# [CHALLENGE]
Copy out each line below that has the word "color" in it.

# [DATASET ROWS]
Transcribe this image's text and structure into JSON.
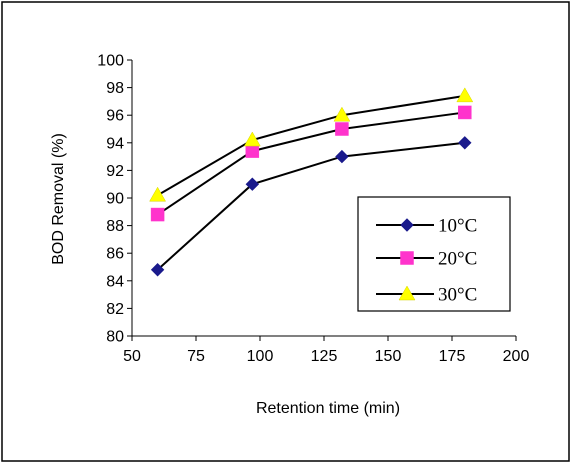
{
  "chart_data": {
    "type": "line",
    "title": "",
    "xlabel": "Retention time (min)",
    "ylabel": "BOD Removal (%)",
    "xlim": [
      50,
      200
    ],
    "ylim": [
      80,
      100
    ],
    "xticks": [
      50,
      75,
      100,
      125,
      150,
      175,
      200
    ],
    "yticks": [
      80,
      82,
      84,
      86,
      88,
      90,
      92,
      94,
      96,
      98,
      100
    ],
    "grid": false,
    "legend_position": "right",
    "x": [
      60,
      97,
      132,
      180
    ],
    "series": [
      {
        "name": "10°C",
        "values": [
          84.8,
          91.0,
          93.0,
          94.0
        ],
        "marker": "diamond",
        "color": "#1a1a8c"
      },
      {
        "name": "20°C",
        "values": [
          88.8,
          93.4,
          95.0,
          96.2
        ],
        "marker": "square",
        "color": "#ff33cc"
      },
      {
        "name": "30°C",
        "values": [
          90.2,
          94.2,
          96.0,
          97.4
        ],
        "marker": "triangle",
        "color": "#ffff00"
      }
    ]
  }
}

# [WRITTEN RESPONSE]
        "color": "#1a1a8c"
        "color": "#ff33cc"
        "color": "#ffff00"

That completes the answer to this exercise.